--- Selected text ---
=== Begin Enclosure ===
Court Opinion

ID: 8913447
Source: CourtListenerOpinion
Date Created: 2022-11-27 03:59:28.074034+00
Date Added: 2024-06-11T17:08:45.075029
License: Public Domain

MERRITT, Circuit Judge,
dissenting.
The key question in this case is whether § 13(c) of the Urban Mass Transportation Act, 49 U.S.C. § 1601 et seq. (1976), a grant program established in 1964, creates a private federal right of action for breach of contract for employees against local municipal transit authorities receiving federal funds. Section 13(c) provides that there shall be no federal funding under the Act in the absence of “fair and equitable arrangements ... as determined by the Secretary of Labor, to protect the interests of employees affected by” the program. The section goes on to say that “[s]uch protective arrangements shall include ... provisions” respecting topics such as the “preservation” and “continuation” of collective bargaining rights and prevention of “a worsening” of employee rights. The section says that “[t]he contract for the granting of any such assistance shall specify the terms and conditions of the protective [employee] arrangements.” 49 U.S.C. § 1609(c).
=== End Enclosure ===
--- Task description ---
Copy the court opinion again between "ID: 8913447" and "dissenting.", inclusive, and switch "Circuit Judge" to "District Judge". The rows below the opinion come from a different source.

--- Study material ---
=== Begin Enclosure ===
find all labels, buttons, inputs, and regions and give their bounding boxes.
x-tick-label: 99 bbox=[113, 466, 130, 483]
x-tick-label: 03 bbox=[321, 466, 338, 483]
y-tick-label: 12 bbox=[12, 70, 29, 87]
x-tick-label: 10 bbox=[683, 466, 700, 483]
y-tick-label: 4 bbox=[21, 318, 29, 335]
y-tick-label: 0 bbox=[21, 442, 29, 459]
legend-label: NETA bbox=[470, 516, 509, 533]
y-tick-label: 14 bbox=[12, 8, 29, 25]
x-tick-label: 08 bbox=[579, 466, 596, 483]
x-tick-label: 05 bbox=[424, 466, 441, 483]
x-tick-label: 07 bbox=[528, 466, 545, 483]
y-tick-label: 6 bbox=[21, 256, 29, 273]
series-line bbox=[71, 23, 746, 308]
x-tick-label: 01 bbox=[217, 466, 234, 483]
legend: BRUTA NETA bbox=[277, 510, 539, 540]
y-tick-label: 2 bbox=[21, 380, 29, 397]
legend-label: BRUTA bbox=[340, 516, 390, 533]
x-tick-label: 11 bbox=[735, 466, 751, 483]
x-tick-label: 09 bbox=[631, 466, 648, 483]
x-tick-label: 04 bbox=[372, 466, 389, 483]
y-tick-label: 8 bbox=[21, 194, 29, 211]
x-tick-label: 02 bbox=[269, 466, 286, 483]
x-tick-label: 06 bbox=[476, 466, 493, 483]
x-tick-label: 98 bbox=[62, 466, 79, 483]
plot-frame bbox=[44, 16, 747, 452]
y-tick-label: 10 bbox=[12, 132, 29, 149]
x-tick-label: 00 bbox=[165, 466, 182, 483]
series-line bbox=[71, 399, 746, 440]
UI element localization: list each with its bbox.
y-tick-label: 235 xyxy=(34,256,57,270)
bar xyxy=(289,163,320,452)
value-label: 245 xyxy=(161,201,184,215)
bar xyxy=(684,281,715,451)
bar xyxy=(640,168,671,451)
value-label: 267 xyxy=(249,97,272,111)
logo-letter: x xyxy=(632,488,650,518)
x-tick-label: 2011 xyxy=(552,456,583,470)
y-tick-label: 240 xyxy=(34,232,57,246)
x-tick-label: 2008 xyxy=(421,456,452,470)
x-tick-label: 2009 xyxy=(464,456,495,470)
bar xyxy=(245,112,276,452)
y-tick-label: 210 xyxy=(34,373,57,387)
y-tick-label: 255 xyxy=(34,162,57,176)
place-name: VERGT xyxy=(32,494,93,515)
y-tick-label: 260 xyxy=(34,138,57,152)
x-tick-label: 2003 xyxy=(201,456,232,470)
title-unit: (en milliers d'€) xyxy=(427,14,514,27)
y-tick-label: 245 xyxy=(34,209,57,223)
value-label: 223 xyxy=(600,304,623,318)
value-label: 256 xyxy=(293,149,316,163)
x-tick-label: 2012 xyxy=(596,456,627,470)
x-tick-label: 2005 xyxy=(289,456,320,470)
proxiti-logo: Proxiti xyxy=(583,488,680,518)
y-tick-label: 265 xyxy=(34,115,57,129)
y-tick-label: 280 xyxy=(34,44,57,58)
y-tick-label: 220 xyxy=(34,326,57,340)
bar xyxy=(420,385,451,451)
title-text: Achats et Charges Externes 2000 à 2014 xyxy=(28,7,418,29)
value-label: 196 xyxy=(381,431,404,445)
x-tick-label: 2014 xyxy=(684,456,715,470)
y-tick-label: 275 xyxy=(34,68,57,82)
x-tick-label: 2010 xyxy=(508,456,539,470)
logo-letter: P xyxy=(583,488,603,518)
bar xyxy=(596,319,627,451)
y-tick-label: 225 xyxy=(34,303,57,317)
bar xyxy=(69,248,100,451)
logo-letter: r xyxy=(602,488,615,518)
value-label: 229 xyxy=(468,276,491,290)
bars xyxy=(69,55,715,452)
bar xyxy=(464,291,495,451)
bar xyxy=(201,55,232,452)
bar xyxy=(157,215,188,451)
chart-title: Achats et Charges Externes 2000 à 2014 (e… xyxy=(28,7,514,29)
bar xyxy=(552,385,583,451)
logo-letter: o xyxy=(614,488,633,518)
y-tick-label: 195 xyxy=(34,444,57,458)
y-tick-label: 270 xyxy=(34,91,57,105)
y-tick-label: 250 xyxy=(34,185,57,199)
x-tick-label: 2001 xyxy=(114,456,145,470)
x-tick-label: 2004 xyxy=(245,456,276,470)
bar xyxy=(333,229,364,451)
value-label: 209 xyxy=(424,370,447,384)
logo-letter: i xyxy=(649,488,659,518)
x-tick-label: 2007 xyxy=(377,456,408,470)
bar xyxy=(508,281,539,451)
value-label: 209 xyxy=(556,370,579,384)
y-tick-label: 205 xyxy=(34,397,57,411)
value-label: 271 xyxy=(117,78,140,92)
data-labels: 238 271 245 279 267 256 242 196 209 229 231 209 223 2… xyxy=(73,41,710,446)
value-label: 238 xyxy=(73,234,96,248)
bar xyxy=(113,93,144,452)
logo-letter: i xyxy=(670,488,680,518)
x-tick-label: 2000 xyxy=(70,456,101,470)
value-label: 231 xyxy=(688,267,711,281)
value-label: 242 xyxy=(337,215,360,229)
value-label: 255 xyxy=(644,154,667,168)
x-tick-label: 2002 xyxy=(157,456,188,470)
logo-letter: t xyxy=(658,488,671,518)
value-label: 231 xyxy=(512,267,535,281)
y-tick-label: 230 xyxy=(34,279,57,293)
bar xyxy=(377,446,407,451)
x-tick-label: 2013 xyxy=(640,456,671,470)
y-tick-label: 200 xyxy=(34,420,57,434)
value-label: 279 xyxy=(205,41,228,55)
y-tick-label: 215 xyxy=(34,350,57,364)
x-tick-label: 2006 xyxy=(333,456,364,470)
=== End Enclosure ===
--- Exercise result ---
ID: 8913447
Source: CourtListenerOpinion
Date Created: 2022-11-27 03:59:28.074034+00
Date Added: 2024-06-11T17:08:45.075029
License: Public Domain

MERRITT, District Judge,
dissenting.